→ **Task description**
Count how many lines below include the string "szerződési", and give that number without anything else.

→ **Items**
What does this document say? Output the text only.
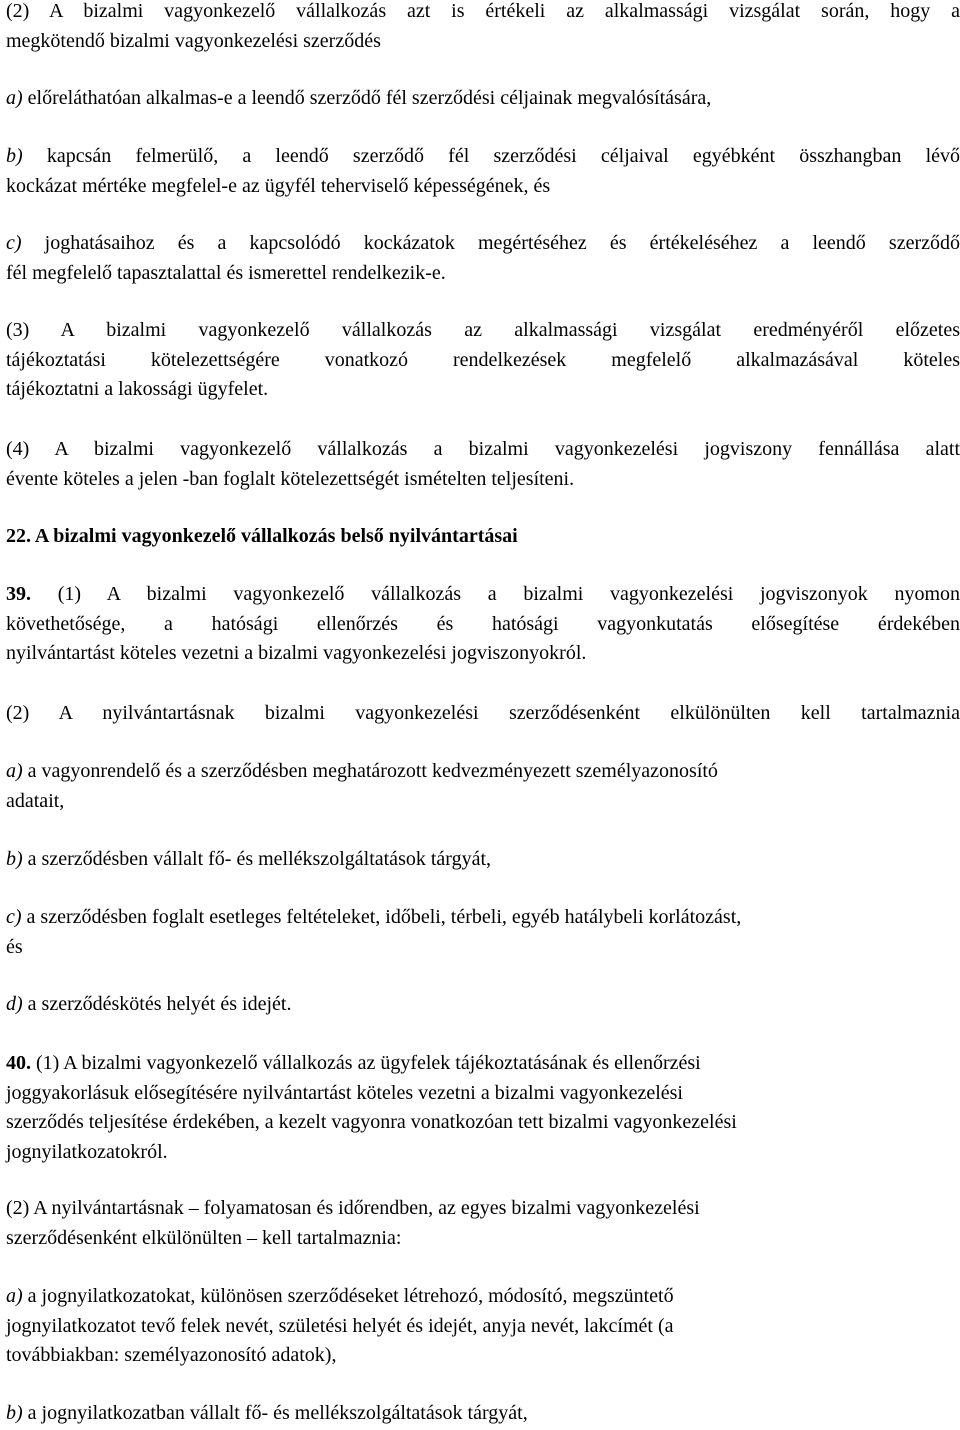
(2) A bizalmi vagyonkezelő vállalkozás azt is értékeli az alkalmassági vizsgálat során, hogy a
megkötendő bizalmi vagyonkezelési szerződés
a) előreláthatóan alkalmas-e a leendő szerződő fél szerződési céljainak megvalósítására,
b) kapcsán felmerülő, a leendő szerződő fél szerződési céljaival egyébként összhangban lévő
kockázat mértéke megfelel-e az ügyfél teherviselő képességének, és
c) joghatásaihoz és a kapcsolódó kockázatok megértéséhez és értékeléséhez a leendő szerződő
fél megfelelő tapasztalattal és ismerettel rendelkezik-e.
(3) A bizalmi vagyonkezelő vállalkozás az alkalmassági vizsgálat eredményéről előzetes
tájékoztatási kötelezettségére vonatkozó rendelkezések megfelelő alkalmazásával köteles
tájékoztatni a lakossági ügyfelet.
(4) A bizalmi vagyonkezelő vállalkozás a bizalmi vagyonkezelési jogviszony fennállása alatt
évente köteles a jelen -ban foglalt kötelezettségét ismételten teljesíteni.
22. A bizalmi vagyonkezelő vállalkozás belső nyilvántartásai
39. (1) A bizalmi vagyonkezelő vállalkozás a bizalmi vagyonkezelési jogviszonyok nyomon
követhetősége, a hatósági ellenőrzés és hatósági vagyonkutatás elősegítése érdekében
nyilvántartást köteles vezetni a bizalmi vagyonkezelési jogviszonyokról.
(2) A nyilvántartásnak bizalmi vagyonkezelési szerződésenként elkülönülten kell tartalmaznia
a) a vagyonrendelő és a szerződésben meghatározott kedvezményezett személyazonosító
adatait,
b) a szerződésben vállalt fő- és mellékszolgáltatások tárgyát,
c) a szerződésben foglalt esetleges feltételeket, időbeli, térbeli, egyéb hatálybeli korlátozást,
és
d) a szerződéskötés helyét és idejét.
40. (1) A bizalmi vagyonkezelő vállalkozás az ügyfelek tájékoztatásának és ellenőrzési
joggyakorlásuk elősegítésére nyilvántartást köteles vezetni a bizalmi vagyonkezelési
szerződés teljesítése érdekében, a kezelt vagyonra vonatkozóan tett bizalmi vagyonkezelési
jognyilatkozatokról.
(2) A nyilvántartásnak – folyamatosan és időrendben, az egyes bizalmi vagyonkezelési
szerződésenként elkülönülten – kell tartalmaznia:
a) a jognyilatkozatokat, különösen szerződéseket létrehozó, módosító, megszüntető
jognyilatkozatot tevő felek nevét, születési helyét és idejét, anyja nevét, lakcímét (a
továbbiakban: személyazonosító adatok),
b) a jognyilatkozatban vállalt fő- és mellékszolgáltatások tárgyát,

---

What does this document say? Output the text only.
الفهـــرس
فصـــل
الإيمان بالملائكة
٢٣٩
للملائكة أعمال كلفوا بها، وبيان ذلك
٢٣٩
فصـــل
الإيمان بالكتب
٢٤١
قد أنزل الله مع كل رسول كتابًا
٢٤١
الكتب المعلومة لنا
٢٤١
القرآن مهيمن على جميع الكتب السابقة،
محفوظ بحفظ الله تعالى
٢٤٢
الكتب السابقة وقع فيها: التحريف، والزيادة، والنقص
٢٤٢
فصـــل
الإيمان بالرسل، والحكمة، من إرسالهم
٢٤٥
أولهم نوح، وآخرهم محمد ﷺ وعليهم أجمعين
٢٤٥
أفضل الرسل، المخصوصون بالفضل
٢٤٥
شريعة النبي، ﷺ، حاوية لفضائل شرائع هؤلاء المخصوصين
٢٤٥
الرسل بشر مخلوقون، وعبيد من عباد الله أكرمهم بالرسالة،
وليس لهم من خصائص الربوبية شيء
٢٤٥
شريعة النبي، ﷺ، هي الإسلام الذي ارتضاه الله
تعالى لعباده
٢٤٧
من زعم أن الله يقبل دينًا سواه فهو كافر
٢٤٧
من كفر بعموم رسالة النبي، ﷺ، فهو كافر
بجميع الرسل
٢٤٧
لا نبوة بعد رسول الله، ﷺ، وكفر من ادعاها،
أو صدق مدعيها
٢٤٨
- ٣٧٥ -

* * *

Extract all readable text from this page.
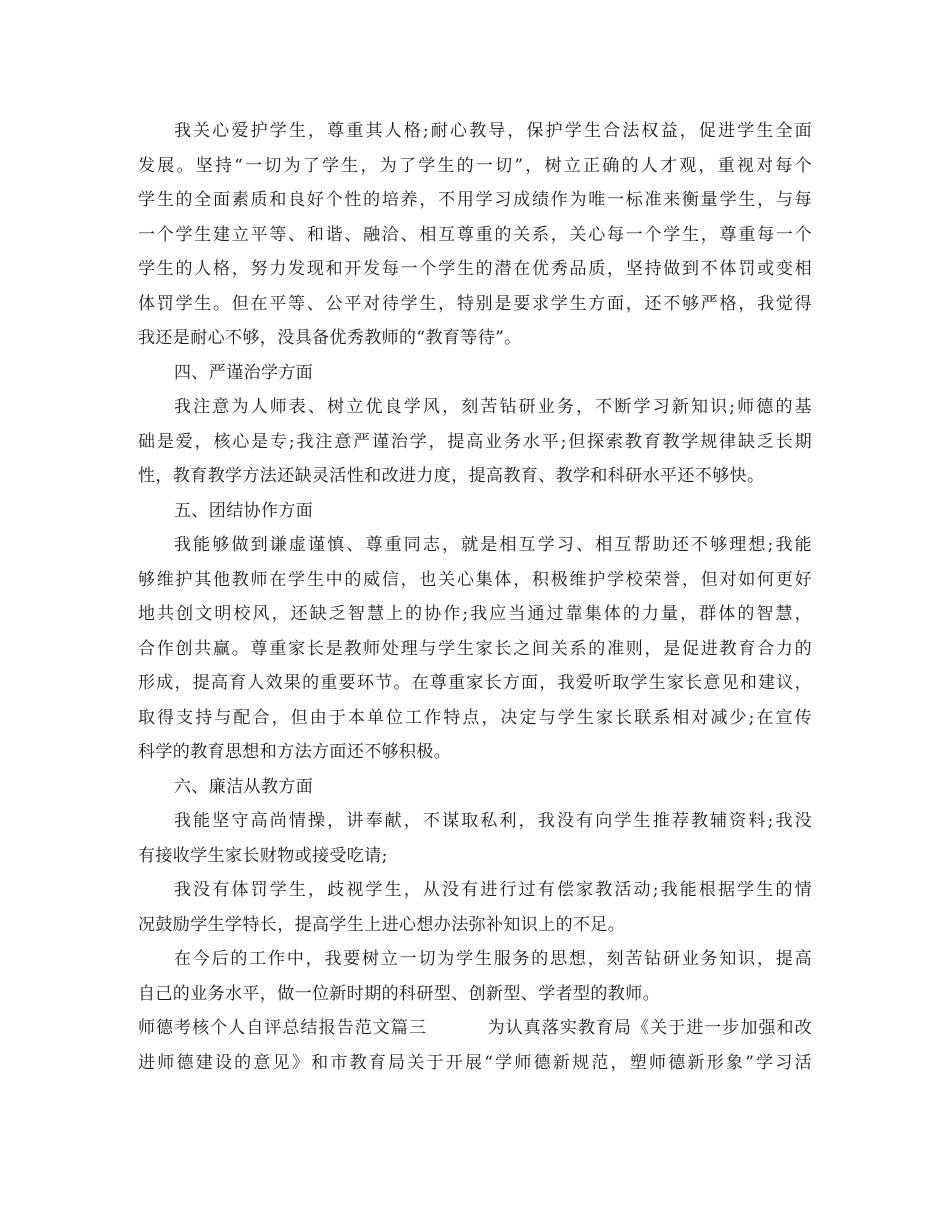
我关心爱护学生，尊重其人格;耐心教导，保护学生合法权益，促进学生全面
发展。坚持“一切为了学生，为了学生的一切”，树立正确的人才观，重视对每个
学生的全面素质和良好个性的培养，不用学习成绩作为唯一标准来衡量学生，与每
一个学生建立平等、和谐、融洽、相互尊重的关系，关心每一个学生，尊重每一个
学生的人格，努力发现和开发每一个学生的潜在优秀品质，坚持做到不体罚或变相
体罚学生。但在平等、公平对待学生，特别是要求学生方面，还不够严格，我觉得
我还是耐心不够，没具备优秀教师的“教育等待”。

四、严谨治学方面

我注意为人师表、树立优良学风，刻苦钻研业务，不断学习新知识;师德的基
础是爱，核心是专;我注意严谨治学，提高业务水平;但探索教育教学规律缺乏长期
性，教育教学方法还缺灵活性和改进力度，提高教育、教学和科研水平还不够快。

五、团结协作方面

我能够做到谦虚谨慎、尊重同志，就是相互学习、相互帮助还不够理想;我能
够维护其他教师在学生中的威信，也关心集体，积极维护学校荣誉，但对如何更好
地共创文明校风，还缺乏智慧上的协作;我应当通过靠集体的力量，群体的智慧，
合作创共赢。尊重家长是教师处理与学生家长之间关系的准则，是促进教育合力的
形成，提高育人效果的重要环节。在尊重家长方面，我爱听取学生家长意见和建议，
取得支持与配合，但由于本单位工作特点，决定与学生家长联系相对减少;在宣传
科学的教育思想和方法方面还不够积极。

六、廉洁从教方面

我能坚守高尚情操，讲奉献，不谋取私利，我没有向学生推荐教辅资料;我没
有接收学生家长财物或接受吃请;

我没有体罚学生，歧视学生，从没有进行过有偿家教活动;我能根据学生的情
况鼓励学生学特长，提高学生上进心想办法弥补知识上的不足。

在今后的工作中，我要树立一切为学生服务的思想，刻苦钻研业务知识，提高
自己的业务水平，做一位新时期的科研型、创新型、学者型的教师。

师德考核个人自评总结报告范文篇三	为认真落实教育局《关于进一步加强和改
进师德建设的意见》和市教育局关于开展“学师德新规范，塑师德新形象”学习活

→ **Problem solution**
2